* _Record list_
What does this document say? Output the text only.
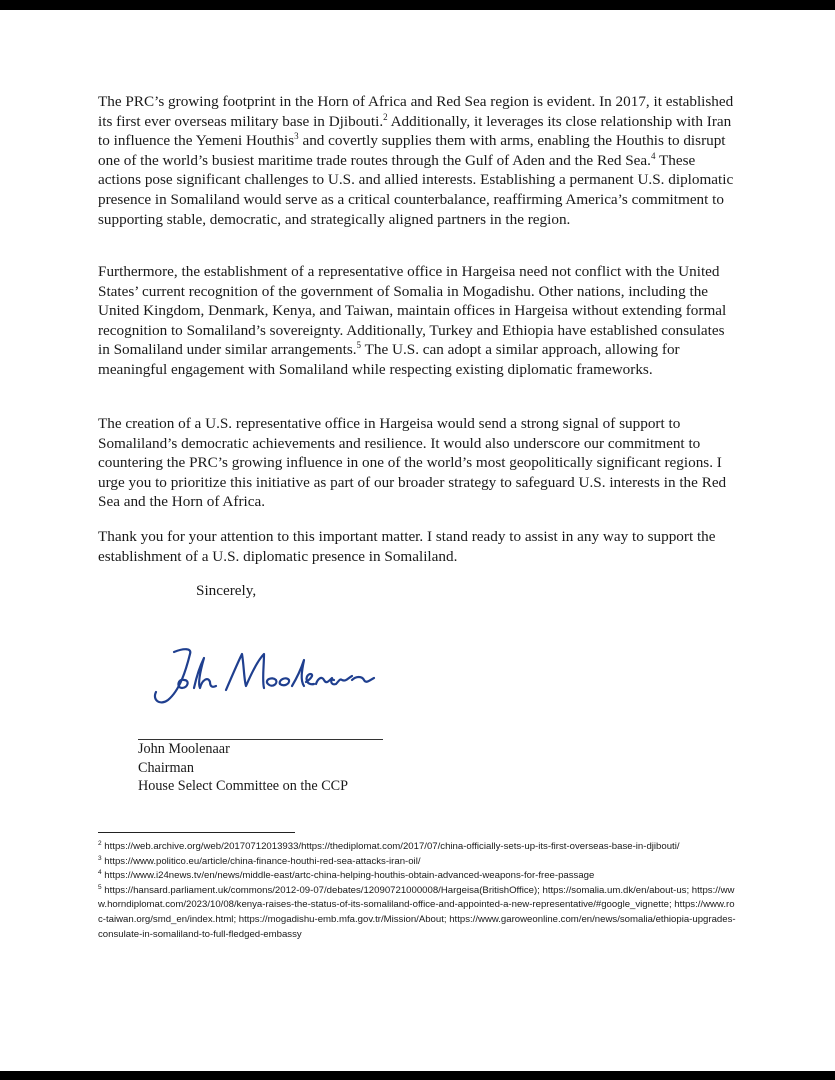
The PRC’s growing footprint in the Horn of Africa and Red Sea region is evident. In 2017, it established its first ever overseas military base in Djibouti.$^2$ Additionally, it leverages its close relationship with Iran to influence the Yemeni Houthis$^3$ and covertly supplies them with arms, enabling the Houthis to disrupt one of the world’s busiest maritime trade routes through the Gulf of Aden and the Red Sea.$^4$ These actions pose significant challenges to U.S. and allied interests. Establishing a permanent U.S. diplomatic presence in Somaliland would serve as a critical counterbalance, reaffirming America’s commitment to supporting stable, democratic, and strategically aligned partners in the region.

Furthermore, the establishment of a representative office in Hargeisa need not conflict with the United States’ current recognition of the government of Somalia in Mogadishu. Other nations, including the United Kingdom, Denmark, Kenya, and Taiwan, maintain offices in Hargeisa without extending formal recognition to Somaliland’s sovereignty. Additionally, Turkey and Ethiopia have established consulates in Somaliland under similar arrangements.$^5$ The U.S. can adopt a similar approach, allowing for meaningful engagement with Somaliland while respecting existing diplomatic frameworks.

The creation of a U.S. representative office in Hargeisa would send a strong signal of support to Somaliland’s democratic achievements and resilience. It would also underscore our commitment to countering the PRC’s growing influence in one of the world’s most geopolitically significant regions. I urge you to prioritize this initiative as part of our broader strategy to safeguard U.S. interests in the Red Sea and the Horn of Africa.

Thank you for your attention to this important matter. I stand ready to assist in any way to support the establishment of a U.S. diplomatic presence in Somaliland.

Sincerely,
John Moolenaar
Chairman
House Select Committee on the CCP

$^2$ https://web.archive.org/web/20170712013933/https://thediplomat.com/2017/07/china-officially-sets-up-its-first-overseas-base-in-djibouti/

$^3$ https://www.politico.eu/article/china-finance-houthi-red-sea-attacks-iran-oil/

$^4$ https://www.i24news.tv/en/news/middle-east/artc-china-helping-houthis-obtain-advanced-weapons-for-free-passage

$^5$ https://hansard.parliament.uk/commons/2012-09-07/debates/12090721000008/Hargeisa(BritishOffice); https://somalia.um.dk/en/about-us; https://www.horndiplomat.com/2023/10/08/kenya-raises-the-status-of-its-somaliland-office-and-appointed-a-new-representative/#google_vignette; https://www.roc-taiwan.org/smd_en/index.html; https://mogadishu-emb.mfa.gov.tr/Mission/About; https://www.garoweonline.com/en/news/somalia/ethiopia-upgrades-consulate-in-somaliland-to-full-fledged-embassy
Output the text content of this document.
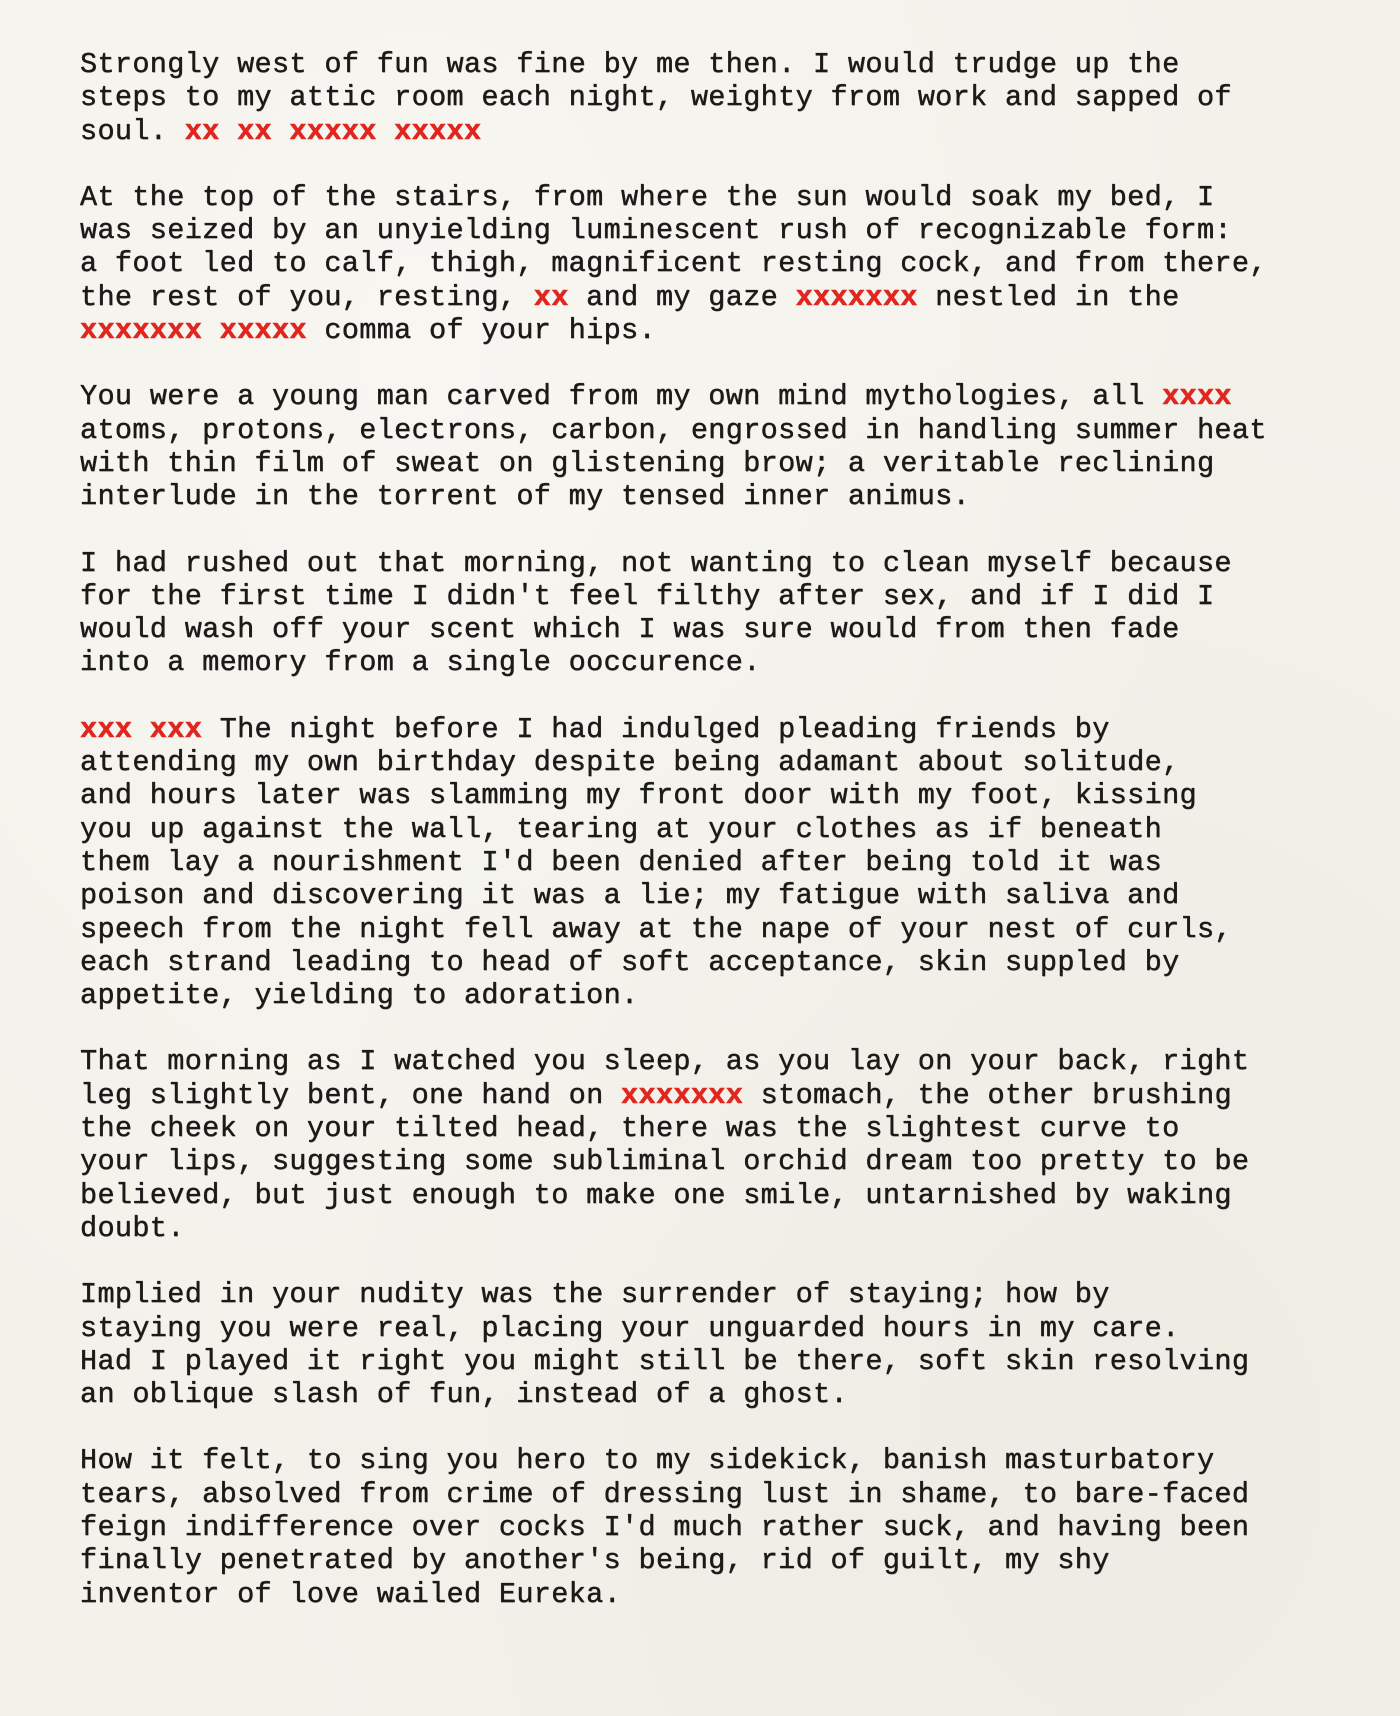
Strongly west of fun was fine by me then. I would trudge up the
steps to my attic room each night, weighty from work and sapped of
soul. xx xx xxxxx xxxxx
At the top of the stairs, from where the sun would soak my bed, I
was seized by an unyielding luminescent rush of recognizable form:
a foot led to calf, thigh, magnificent resting cock, and from there,
the rest of you, resting, xx and my gaze xxxxxxx nestled in the
xxxxxxx xxxxx comma of your hips.
You were a young man carved from my own mind mythologies, all xxxx
atoms, protons, electrons, carbon, engrossed in handling summer heat
with thin film of sweat on glistening brow; a veritable reclining
interlude in the torrent of my tensed inner animus.
I had rushed out that morning, not wanting to clean myself because
for the first time I didn't feel filthy after sex, and if I did I
would wash off your scent which I was sure would from then fade
into a memory from a single ooccurence.
xxx xxx The night before I had indulged pleading friends by
attending my own birthday despite being adamant about solitude,
and hours later was slamming my front door with my foot, kissing
you up against the wall, tearing at your clothes as if beneath
them lay a nourishment I'd been denied after being told it was
poison and discovering it was a lie; my fatigue with saliva and
speech from the night fell away at the nape of your nest of curls,
each strand leading to head of soft acceptance, skin suppled by
appetite, yielding to adoration.
That morning as I watched you sleep, as you lay on your back, right
leg slightly bent, one hand on xxxxxxx stomach, the other brushing
the cheek on your tilted head, there was the slightest curve to
your lips, suggesting some subliminal orchid dream too pretty to be
believed, but just enough to make one smile, untarnished by waking
doubt.
Implied in your nudity was the surrender of staying; how by
staying you were real, placing your unguarded hours in my care.
Had I played it right you might still be there, soft skin resolving
an oblique slash of fun, instead of a ghost.
How it felt, to sing you hero to my sidekick, banish masturbatory
tears, absolved from crime of dressing lust in shame, to bare-faced
feign indifference over cocks I'd much rather suck, and having been
finally penetrated by another's being, rid of guilt, my shy
inventor of love wailed Eureka.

* _What to produce_
Looking at the listing above, how many of its lines contain the string "staying"? Give the number alone.

* _Written response_
2